Identify each line below that contains the word "Recuperacion", and copy it out.

**Dataset records:**
──────────────────────────────

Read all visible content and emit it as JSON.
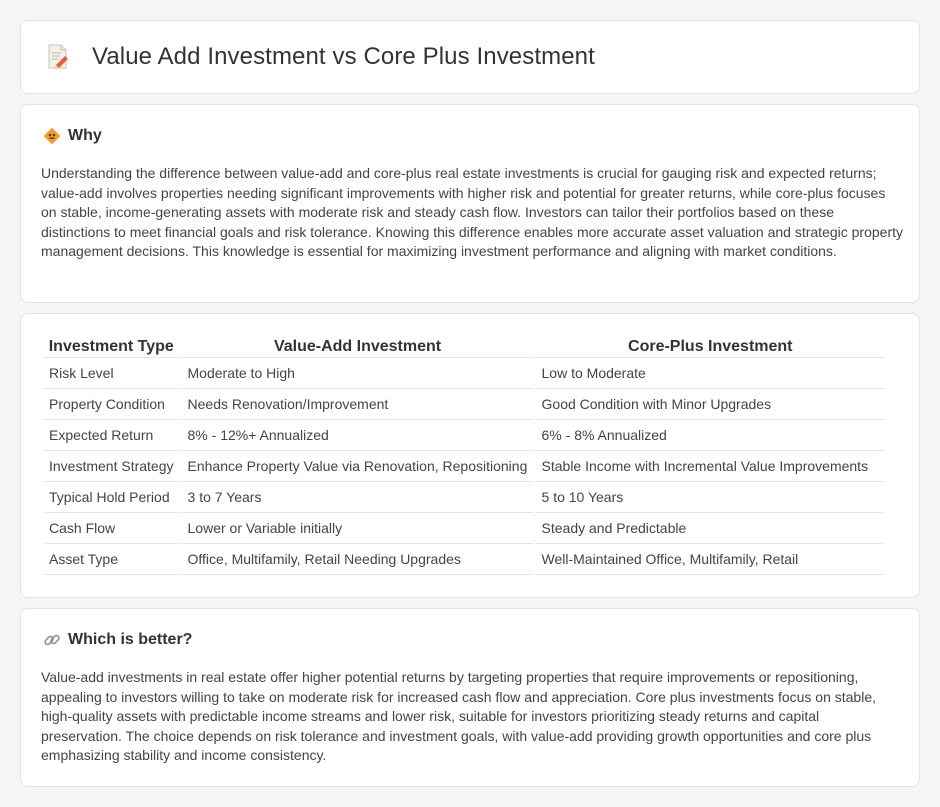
{
  "page": {
    "title": "Value Add Investment vs Core Plus Investment"
  },
  "why": {
    "heading": "Why",
    "icon": "diamond-sign-icon",
    "text": "Understanding the difference between value-add and core-plus real estate investments is crucial for gauging risk and expected returns; value-add involves properties needing significant improvements with higher risk and potential for greater returns, while core-plus focuses on stable, income-generating assets with moderate risk and steady cash flow. Investors can tailor their portfolios based on these distinctions to meet financial goals and risk tolerance. Knowing this difference enables more accurate asset valuation and strategic property management decisions. This knowledge is essential for maximizing investment performance and aligning with market conditions."
  },
  "table": {
    "headers": [
      "Investment Type",
      "Value-Add Investment",
      "Core-Plus Investment"
    ],
    "rows": [
      [
        "Risk Level",
        "Moderate to High",
        "Low to Moderate"
      ],
      [
        "Property Condition",
        "Needs Renovation/Improvement",
        "Good Condition with Minor Upgrades"
      ],
      [
        "Expected Return",
        "8% - 12%+ Annualized",
        "6% - 8% Annualized"
      ],
      [
        "Investment Strategy",
        "Enhance Property Value via Renovation, Repositioning",
        "Stable Income with Incremental Value Improvements"
      ],
      [
        "Typical Hold Period",
        "3 to 7 Years",
        "5 to 10 Years"
      ],
      [
        "Cash Flow",
        "Lower or Variable initially",
        "Steady and Predictable"
      ],
      [
        "Asset Type",
        "Office, Multifamily, Retail Needing Upgrades",
        "Well-Maintained Office, Multifamily, Retail"
      ]
    ]
  },
  "better": {
    "heading": "Which is better?",
    "icon": "link-icon",
    "text": "Value-add investments in real estate offer higher potential returns by targeting properties that require improvements or repositioning, appealing to investors willing to take on moderate risk for increased cash flow and appreciation. Core plus investments focus on stable, high-quality assets with predictable income streams and lower risk, suitable for investors prioritizing steady returns and capital preservation. The choice depends on risk tolerance and investment goals, with value-add providing growth opportunities and core plus emphasizing stability and income consistency."
  },
  "colors": {
    "accent_orange": "#f0a030",
    "pencil_red": "#e8603c"
  }
}
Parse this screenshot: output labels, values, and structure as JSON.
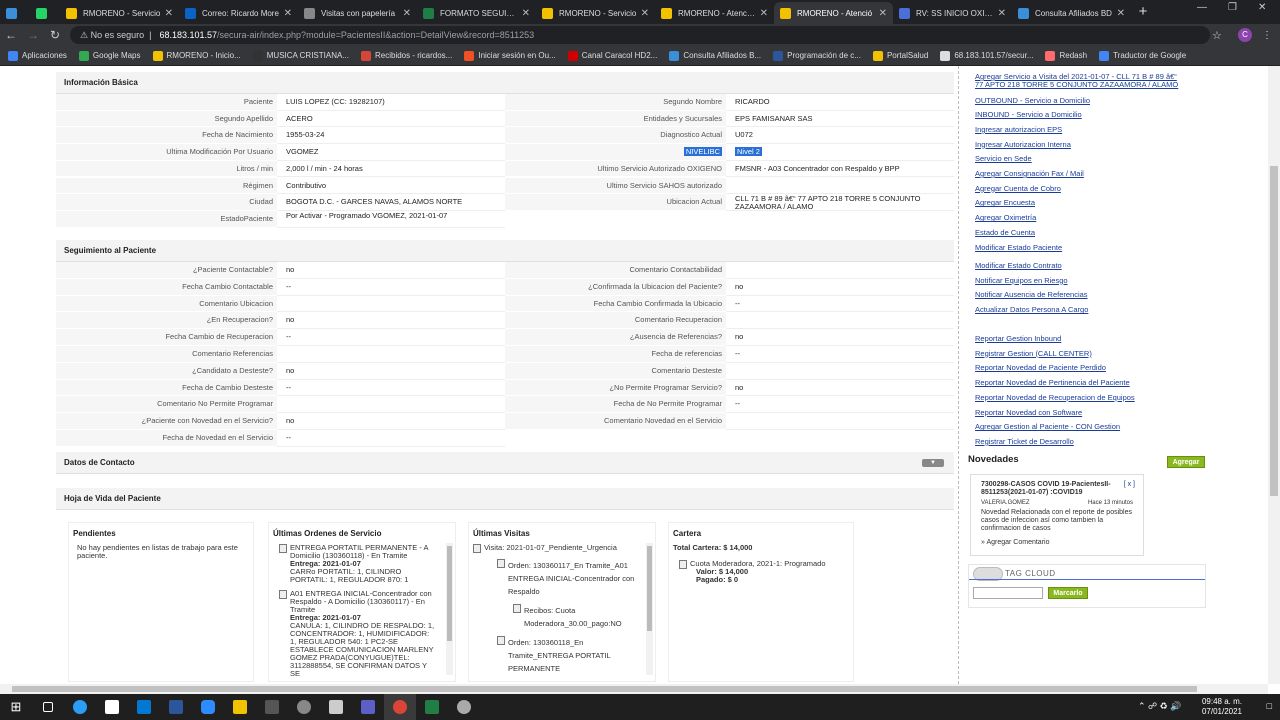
{
  "browser": {
    "tabs": [
      {
        "title": "",
        "color": "#3b8fd8",
        "kind": "tiny"
      },
      {
        "title": "",
        "color": "#25d366",
        "kind": "tiny"
      },
      {
        "title": "RMORENO - Servicio",
        "color": "#f2c200"
      },
      {
        "title": "Correo: Ricardo More",
        "color": "#0a64c8"
      },
      {
        "title": "Visitas con papelería",
        "color": "#888888"
      },
      {
        "title": "FORMATO SEGUIMIE",
        "color": "#1e7e45"
      },
      {
        "title": "RMORENO - Servicio",
        "color": "#f2c200"
      },
      {
        "title": "RMORENO - Atención",
        "color": "#f2c200"
      },
      {
        "title": "RMORENO - Atenció",
        "color": "#f2c200",
        "active": true
      },
      {
        "title": "RV: SS INICIO OXIGE",
        "color": "#4a6fd8"
      },
      {
        "title": "Consulta Afiliados BD",
        "color": "#3b8fd8"
      }
    ],
    "url_insecure": "No es seguro",
    "url_host": "68.183.101.57",
    "url_path": "/secura-air/index.php?module=PacientesII&action=DetailView&record=8511253",
    "bookmarks": [
      {
        "label": "Aplicaciones",
        "color": "#4285f4"
      },
      {
        "label": "Google Maps",
        "color": "#34a853"
      },
      {
        "label": "RMORENO - Inicio...",
        "color": "#f2c200"
      },
      {
        "label": "MUSICA CRISTIANA...",
        "color": "#333333"
      },
      {
        "label": "Recibidos - ricardos...",
        "color": "#d44638"
      },
      {
        "label": "Iniciar sesión en Ou...",
        "color": "#f25022"
      },
      {
        "label": "Canal Caracol HD2...",
        "color": "#d00000"
      },
      {
        "label": "Consulta Afiliados B...",
        "color": "#3b8fd8"
      },
      {
        "label": "Programación de c...",
        "color": "#2b579a"
      },
      {
        "label": "PortalSalud",
        "color": "#f2c200"
      },
      {
        "label": "68.183.101.57/secur...",
        "color": "#dddddd"
      },
      {
        "label": "Redash",
        "color": "#ff6b6b"
      },
      {
        "label": "Traductor de Google",
        "color": "#4285f4"
      }
    ]
  },
  "info_basica": {
    "title": "Información Básica",
    "left": [
      {
        "label": "Paciente",
        "value": "LUIS LOPEZ (CC: 19282107)"
      },
      {
        "label": "Segundo Apellido",
        "value": "ACERO"
      },
      {
        "label": "Fecha de Nacimiento",
        "value": "1955-03-24"
      },
      {
        "label": "Ultima Modificación Por Usuario",
        "value": "VGOMEZ"
      },
      {
        "label": "Litros / min",
        "value": "2,000 l / min - 24 horas"
      },
      {
        "label": "Régimen",
        "value": "Contributivo"
      },
      {
        "label": "Ciudad",
        "value": "BOGOTA D.C. - GARCES NAVAS, ALAMOS NORTE"
      },
      {
        "label": "EstadoPaciente",
        "value": "Por Activar - Programado VGOMEZ, 2021-01-07"
      }
    ],
    "right": [
      {
        "label": "Segundo Nombre",
        "value": "RICARDO"
      },
      {
        "label": "Entidades y Sucursales",
        "value": "EPS FAMISANAR SAS"
      },
      {
        "label": "Diagnostico Actual",
        "value": "U072"
      },
      {
        "label": "NIVELIBC",
        "value": "Nivel 2"
      },
      {
        "label": "Ultimo Servicio Autorizado OXIGENO",
        "value": "FMSNR - A03 Concentrador con Respaldo y BPP"
      },
      {
        "label": "Ultimo Servicio SAHOS autorizado",
        "value": ""
      },
      {
        "label": "Ubicacion Actual",
        "value": "CLL 71 B # 89 â€“ 77 APTO 218 TORRE 5 CONJUNTO ZAZAAMORA / ALAMO"
      }
    ]
  },
  "seguimiento": {
    "title": "Seguimiento al Paciente",
    "left": [
      {
        "label": "¿Paciente Contactable?",
        "value": "no"
      },
      {
        "label": "Fecha Cambio Contactable",
        "value": "--"
      },
      {
        "label": "Comentario Ubicacion",
        "value": ""
      },
      {
        "label": "¿En Recuperacion?",
        "value": "no"
      },
      {
        "label": "Fecha Cambio de Recuperacion",
        "value": "--"
      },
      {
        "label": "Comentario Referencias",
        "value": ""
      },
      {
        "label": "¿Candidato a Desteste?",
        "value": "no"
      },
      {
        "label": "Fecha de Cambio Desteste",
        "value": "--"
      },
      {
        "label": "Comentario No Permite Programar",
        "value": ""
      },
      {
        "label": "¿Paciente con Novedad en el Servicio?",
        "value": "no"
      },
      {
        "label": "Fecha de Novedad en el Servicio",
        "value": "--"
      }
    ],
    "right": [
      {
        "label": "Comentario Contactabilidad",
        "value": ""
      },
      {
        "label": "¿Confirmada la Ubicacion del Paciente?",
        "value": "no"
      },
      {
        "label": "Fecha Cambio Confirmada la Ubicacio",
        "value": "--"
      },
      {
        "label": "Comentario Recuperacion",
        "value": ""
      },
      {
        "label": "¿Ausencia de Referencias?",
        "value": "no"
      },
      {
        "label": "Fecha de referencias",
        "value": "--"
      },
      {
        "label": "Comentario Desteste",
        "value": ""
      },
      {
        "label": "¿No Permite Programar Servicio?",
        "value": "no"
      },
      {
        "label": "Fecha de No Permite Programar",
        "value": "--"
      },
      {
        "label": "Comentario Novedad en el Servicio",
        "value": ""
      }
    ]
  },
  "datos_contacto": {
    "title": "Datos de Contacto"
  },
  "hoja_vida": {
    "title": "Hoja de Vida del Paciente",
    "pendientes": {
      "title": "Pendientes",
      "text": "No hay pendientes en listas de trabajo para este paciente."
    },
    "ordenes": {
      "title": "Últimas Ordenes de Servicio",
      "items": [
        {
          "head": "ENTREGA PORTATIL PERMANENTE - A Domicilio (130360118) - En Tramite",
          "entrega": "Entrega: 2021-01-07",
          "detail": "CARRo PORTATIL: 1, CILINDRO PORTATIL: 1, REGULADOR 870: 1"
        },
        {
          "head": "A01 ENTREGA INICIAL-Concentrador con Respaldo - A Domicilio (130360117) - En Tramite",
          "entrega": "Entrega: 2021-01-07",
          "detail": "CANULA: 1, CILINDRO DE RESPALDO: 1, CONCENTRADOR: 1, HUMIDIFICADOR: 1, REGULADOR 540: 1 PC2-SE ESTABLECE COMUNICACION MARLENY GOMEZ PRADA(CONYUGUE)TEL: 3112888554, SE CONFIRMAN DATOS Y SE"
        }
      ]
    },
    "visitas": {
      "title": "Últimas Visitas",
      "visita": "Visita: 2021-01-07_Pendiente_Urgencia",
      "orden1": "Orden: 130360117_En Tramite_A01 ENTREGA INICIAL-Concentrador con Respaldo",
      "recibos": "Recibos: Cuota Moderadora_30.00_pago:NO",
      "orden2": "Orden: 130360118_En Tramite_ENTREGA PORTATIL PERMANENTE"
    },
    "cartera": {
      "title": "Cartera",
      "total": "Total Cartera: $ 14,000",
      "cuota": "Cuota Moderadora, 2021-1: Programado",
      "valor": "Valor: $ 14,000",
      "pagado": "Pagado: $ 0"
    }
  },
  "sidebar": {
    "links_a": [
      "Agregar Servicio a Visita del 2021-01-07 - CLL 71 B # 89 â€“ 77 APTO 218 TORRE 5 CONJUNTO ZAZAAMORA / ALAMO",
      "OUTBOUND - Servicio a Domicilio",
      "INBOUND - Servicio a Domicilio",
      "Ingresar autorizacion EPS",
      "Ingresar Autorizacion Interna",
      "Servicio en Sede",
      "Agregar Consignación Fax / Mail",
      "Agregar Cuenta de Cobro",
      "Agregar Encuesta",
      "Agregar Oximetría",
      "Estado de Cuenta",
      "Modificar Estado Paciente"
    ],
    "links_b": [
      "Modificar Estado Contrato",
      "Notificar Equipos en Riesgo",
      "Notificar Ausencia de Referencias",
      "Actualizar Datos Persona A Cargo"
    ],
    "links_c": [
      "Reportar Gestion Inbound",
      "Registrar Gestion (CALL CENTER)",
      "Reportar Novedad de Paciente Perdido",
      "Reportar Novedad de Pertinencia del Paciente",
      "Reportar Novedad de Recuperacion de Equipos",
      "Reportar Novedad con Software",
      "Agregar Gestion al Paciente - CON Gestion",
      "Registrar Ticket de Desarrollo"
    ],
    "novedades_title": "Novedades",
    "agregar_label": "Agregar",
    "novedad": {
      "title": "7300298-CASOS COVID 19-PacientesII-8511253(2021-01-07) :COVID19",
      "close": "[ x ]",
      "user": "VALERIA.GOMEZ",
      "time": "Hace 13 minutos",
      "body": "Novedad Relacionada con el reporte de posibles casos de infeccion así como tambien la confirmacion de casos",
      "comment": "» Agregar Comentario"
    },
    "tagcloud_title": "TAG CLOUD",
    "marcar_label": "Marcarlo"
  },
  "taskbar": {
    "time": "09:48 a. m.",
    "date": "07/01/2021"
  }
}
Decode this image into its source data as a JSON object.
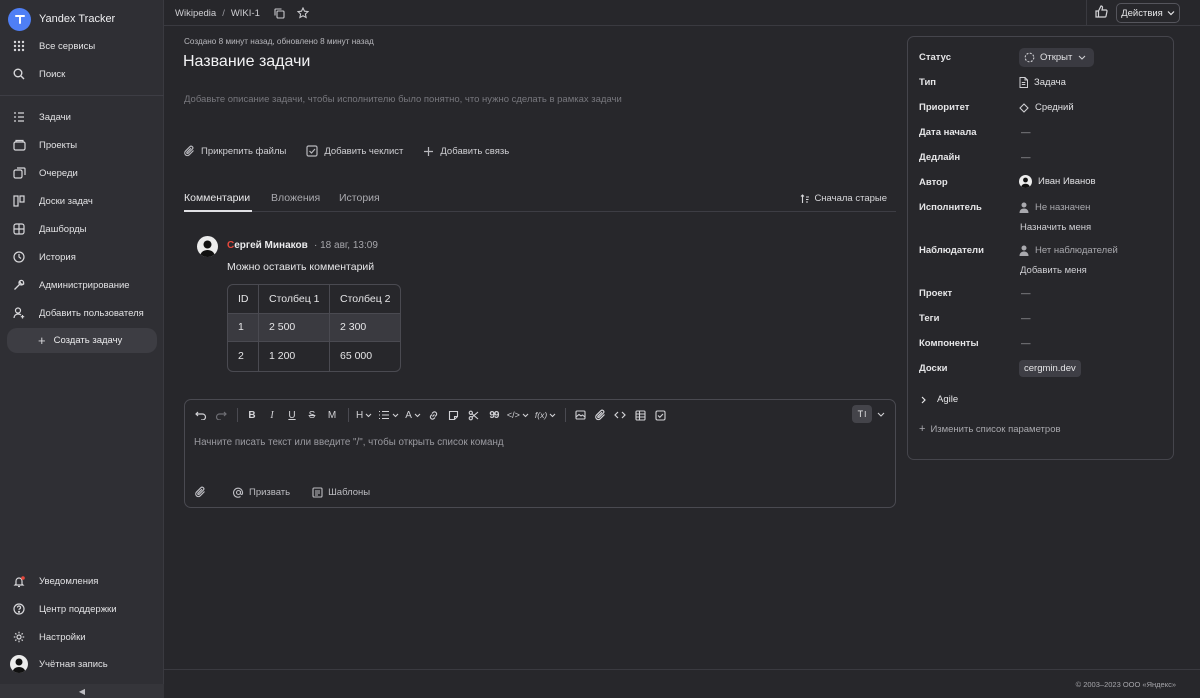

──────────────────────────────

**Output for this exercise:**
        "label": "¿En Recuperacion?",
        "label": "Fecha Cambio de Recuperacion",
        "label": "Comentario Recuperacion",
      "Reportar Novedad de Recuperacion de Equipos",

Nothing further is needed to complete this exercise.